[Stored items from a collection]
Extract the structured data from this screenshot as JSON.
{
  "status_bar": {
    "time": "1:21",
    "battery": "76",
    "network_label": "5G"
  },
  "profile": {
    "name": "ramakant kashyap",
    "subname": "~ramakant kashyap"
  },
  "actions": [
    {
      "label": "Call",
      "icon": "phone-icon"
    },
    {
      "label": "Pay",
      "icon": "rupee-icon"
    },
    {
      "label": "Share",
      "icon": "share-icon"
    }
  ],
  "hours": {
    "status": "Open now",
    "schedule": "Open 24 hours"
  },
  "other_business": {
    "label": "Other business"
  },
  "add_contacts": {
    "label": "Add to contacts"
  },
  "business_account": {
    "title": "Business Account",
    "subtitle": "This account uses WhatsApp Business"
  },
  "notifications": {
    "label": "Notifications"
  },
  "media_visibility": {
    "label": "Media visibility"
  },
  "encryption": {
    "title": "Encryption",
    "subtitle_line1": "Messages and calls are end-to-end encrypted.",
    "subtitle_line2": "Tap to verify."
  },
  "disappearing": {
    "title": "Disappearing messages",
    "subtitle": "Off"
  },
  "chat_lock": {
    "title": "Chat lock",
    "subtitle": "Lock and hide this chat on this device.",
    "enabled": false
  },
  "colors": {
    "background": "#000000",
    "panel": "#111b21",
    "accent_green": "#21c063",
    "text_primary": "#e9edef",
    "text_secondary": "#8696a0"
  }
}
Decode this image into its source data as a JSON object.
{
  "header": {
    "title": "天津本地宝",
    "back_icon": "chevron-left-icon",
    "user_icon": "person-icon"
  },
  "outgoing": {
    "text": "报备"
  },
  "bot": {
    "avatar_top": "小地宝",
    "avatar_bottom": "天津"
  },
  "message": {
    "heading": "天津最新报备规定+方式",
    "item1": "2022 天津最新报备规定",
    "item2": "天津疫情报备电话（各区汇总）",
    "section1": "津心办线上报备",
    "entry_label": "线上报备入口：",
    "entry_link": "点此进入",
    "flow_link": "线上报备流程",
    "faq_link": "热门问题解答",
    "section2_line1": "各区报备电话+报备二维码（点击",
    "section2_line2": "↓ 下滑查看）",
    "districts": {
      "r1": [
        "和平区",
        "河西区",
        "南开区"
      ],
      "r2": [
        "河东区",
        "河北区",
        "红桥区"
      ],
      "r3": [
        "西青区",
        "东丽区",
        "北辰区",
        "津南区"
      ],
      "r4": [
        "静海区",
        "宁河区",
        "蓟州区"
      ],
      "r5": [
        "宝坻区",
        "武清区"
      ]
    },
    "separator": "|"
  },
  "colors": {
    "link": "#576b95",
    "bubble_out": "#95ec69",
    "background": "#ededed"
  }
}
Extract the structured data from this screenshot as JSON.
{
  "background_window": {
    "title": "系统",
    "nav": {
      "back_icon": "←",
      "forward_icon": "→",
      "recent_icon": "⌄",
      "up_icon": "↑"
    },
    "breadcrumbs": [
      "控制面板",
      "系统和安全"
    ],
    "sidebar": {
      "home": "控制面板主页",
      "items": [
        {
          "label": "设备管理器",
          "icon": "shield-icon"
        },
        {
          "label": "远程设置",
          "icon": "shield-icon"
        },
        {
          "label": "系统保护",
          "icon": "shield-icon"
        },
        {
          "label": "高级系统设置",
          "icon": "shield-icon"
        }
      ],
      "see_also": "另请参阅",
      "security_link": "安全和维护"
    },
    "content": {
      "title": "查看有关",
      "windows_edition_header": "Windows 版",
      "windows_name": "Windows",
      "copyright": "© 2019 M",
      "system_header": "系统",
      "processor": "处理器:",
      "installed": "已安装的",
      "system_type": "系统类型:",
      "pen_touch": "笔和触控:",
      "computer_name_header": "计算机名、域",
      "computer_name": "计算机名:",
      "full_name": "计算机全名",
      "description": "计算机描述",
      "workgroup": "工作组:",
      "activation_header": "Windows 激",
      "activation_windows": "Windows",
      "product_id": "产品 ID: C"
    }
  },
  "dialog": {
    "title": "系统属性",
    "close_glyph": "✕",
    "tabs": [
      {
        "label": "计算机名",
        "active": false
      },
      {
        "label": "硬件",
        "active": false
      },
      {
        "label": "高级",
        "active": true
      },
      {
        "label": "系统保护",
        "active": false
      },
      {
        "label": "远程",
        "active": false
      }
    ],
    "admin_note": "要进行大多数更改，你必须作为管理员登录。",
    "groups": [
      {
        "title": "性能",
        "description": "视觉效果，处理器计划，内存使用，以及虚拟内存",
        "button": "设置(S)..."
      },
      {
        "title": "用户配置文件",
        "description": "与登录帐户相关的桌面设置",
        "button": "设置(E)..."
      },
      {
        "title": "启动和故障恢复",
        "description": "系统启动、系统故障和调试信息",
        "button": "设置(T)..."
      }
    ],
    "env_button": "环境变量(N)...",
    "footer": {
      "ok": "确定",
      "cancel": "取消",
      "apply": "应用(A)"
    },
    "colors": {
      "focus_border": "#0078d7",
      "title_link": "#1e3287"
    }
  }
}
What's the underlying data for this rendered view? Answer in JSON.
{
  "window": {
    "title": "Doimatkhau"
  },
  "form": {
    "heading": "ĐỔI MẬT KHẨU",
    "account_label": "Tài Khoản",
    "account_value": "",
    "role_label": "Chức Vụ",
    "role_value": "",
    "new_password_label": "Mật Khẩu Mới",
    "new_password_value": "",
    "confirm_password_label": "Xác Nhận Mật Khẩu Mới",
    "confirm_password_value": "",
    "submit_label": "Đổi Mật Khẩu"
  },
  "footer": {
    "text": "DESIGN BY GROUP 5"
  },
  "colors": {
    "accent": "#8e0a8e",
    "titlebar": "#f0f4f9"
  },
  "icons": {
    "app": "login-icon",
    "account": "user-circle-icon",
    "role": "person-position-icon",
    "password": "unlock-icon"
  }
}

• Given problem:
Copy the entries above exactly, leaving none out.

• Answer to the task:
Extract the structured data from this screenshot as JSON.
{
  "status_bar": {
    "time": "1:21",
    "battery": "76",
    "network_label": "5G"
  },
  "profile": {
    "name": "ramakant kashyap",
    "subname": "~ramakant kashyap"
  },
  "actions": [
    {
      "label": "Call",
      "icon": "phone-icon"
    },
    {
      "label": "Pay",
      "icon": "rupee-icon"
    },
    {
      "label": "Share",
      "icon": "share-icon"
    }
  ],
  "hours": {
    "status": "Open now",
    "schedule": "Open 24 hours"
  },
  "other_business": {
    "label": "Other business"
  },
  "add_contacts": {
    "label": "Add to contacts"
  },
  "business_account": {
    "title": "Business Account",
    "subtitle": "This account uses WhatsApp Business"
  },
  "notifications": {
    "label": "Notifications"
  },
  "media_visibility": {
    "label": "Media visibility"
  },
  "encryption": {
    "title": "Encryption",
    "subtitle_line1": "Messages and calls are end-to-end encrypted.",
    "subtitle_line2": "Tap to verify."
  },
  "disappearing": {
    "title": "Disappearing messages",
    "subtitle": "Off"
  },
  "chat_lock": {
    "title": "Chat lock",
    "subtitle": "Lock and hide this chat on this device.",
    "enabled": false
  },
  "colors": {
    "background": "#000000",
    "panel": "#111b21",
    "accent_green": "#21c063",
    "text_primary": "#e9edef",
    "text_secondary": "#8696a0"
  }
}
Decode this image into its source data as a JSON object.
{
  "header": {
    "title": "天津本地宝",
    "back_icon": "chevron-left-icon",
    "user_icon": "person-icon"
  },
  "outgoing": {
    "text": "报备"
  },
  "bot": {
    "avatar_top": "小地宝",
    "avatar_bottom": "天津"
  },
  "message": {
    "heading": "天津最新报备规定+方式",
    "item1": "2022 天津最新报备规定",
    "item2": "天津疫情报备电话（各区汇总）",
    "section1": "津心办线上报备",
    "entry_label": "线上报备入口：",
    "entry_link": "点此进入",
    "flow_link": "线上报备流程",
    "faq_link": "热门问题解答",
    "section2_line1": "各区报备电话+报备二维码（点击",
    "section2_line2": "↓ 下滑查看）",
    "districts": {
      "r1": [
        "和平区",
        "河西区",
        "南开区"
      ],
      "r2": [
        "河东区",
        "河北区",
        "红桥区"
      ],
      "r3": [
        "西青区",
        "东丽区",
        "北辰区",
        "津南区"
      ],
      "r4": [
        "静海区",
        "宁河区",
        "蓟州区"
      ],
      "r5": [
        "宝坻区",
        "武清区"
      ]
    },
    "separator": "|"
  },
  "colors": {
    "link": "#576b95",
    "bubble_out": "#95ec69",
    "background": "#ededed"
  }
}
Extract the structured data from this screenshot as JSON.
{
  "background_window": {
    "title": "系统",
    "nav": {
      "back_icon": "←",
      "forward_icon": "→",
      "recent_icon": "⌄",
      "up_icon": "↑"
    },
    "breadcrumbs": [
      "控制面板",
      "系统和安全"
    ],
    "sidebar": {
      "home": "控制面板主页",
      "items": [
        {
          "label": "设备管理器",
          "icon": "shield-icon"
        },
        {
          "label": "远程设置",
          "icon": "shield-icon"
        },
        {
          "label": "系统保护",
          "icon": "shield-icon"
        },
        {
          "label": "高级系统设置",
          "icon": "shield-icon"
        }
      ],
      "see_also": "另请参阅",
      "security_link": "安全和维护"
    },
    "content": {
      "title": "查看有关",
      "windows_edition_header": "Windows 版",
      "windows_name": "Windows",
      "copyright": "© 2019 M",
      "system_header": "系统",
      "processor": "处理器:",
      "installed": "已安装的",
      "system_type": "系统类型:",
      "pen_touch": "笔和触控:",
      "computer_name_header": "计算机名、域",
      "computer_name": "计算机名:",
      "full_name": "计算机全名",
      "description": "计算机描述",
      "workgroup": "工作组:",
      "activation_header": "Windows 激",
      "activation_windows": "Windows",
      "product_id": "产品 ID: C"
    }
  },
  "dialog": {
    "title": "系统属性",
    "close_glyph": "✕",
    "tabs": [
      {
        "label": "计算机名",
        "active": false
      },
      {
        "label": "硬件",
        "active": false
      },
      {
        "label": "高级",
        "active": true
      },
      {
        "label": "系统保护",
        "active": false
      },
      {
        "label": "远程",
        "active": false
      }
    ],
    "admin_note": "要进行大多数更改，你必须作为管理员登录。",
    "groups": [
      {
        "title": "性能",
        "description": "视觉效果，处理器计划，内存使用，以及虚拟内存",
        "button": "设置(S)..."
      },
      {
        "title": "用户配置文件",
        "description": "与登录帐户相关的桌面设置",
        "button": "设置(E)..."
      },
      {
        "title": "启动和故障恢复",
        "description": "系统启动、系统故障和调试信息",
        "button": "设置(T)..."
      }
    ],
    "env_button": "环境变量(N)...",
    "footer": {
      "ok": "确定",
      "cancel": "取消",
      "apply": "应用(A)"
    },
    "colors": {
      "focus_border": "#0078d7",
      "title_link": "#1e3287"
    }
  }
}
What's the underlying data for this rendered view? Answer in JSON.
{
  "window": {
    "title": "Doimatkhau"
  },
  "form": {
    "heading": "ĐỔI MẬT KHẨU",
    "account_label": "Tài Khoản",
    "account_value": "",
    "role_label": "Chức Vụ",
    "role_value": "",
    "new_password_label": "Mật Khẩu Mới",
    "new_password_value": "",
    "confirm_password_label": "Xác Nhận Mật Khẩu Mới",
    "confirm_password_value": "",
    "submit_label": "Đổi Mật Khẩu"
  },
  "footer": {
    "text": "DESIGN BY GROUP 5"
  },
  "colors": {
    "accent": "#8e0a8e",
    "titlebar": "#f0f4f9"
  },
  "icons": {
    "app": "login-icon",
    "account": "user-circle-icon",
    "role": "person-position-icon",
    "password": "unlock-icon"
  }
}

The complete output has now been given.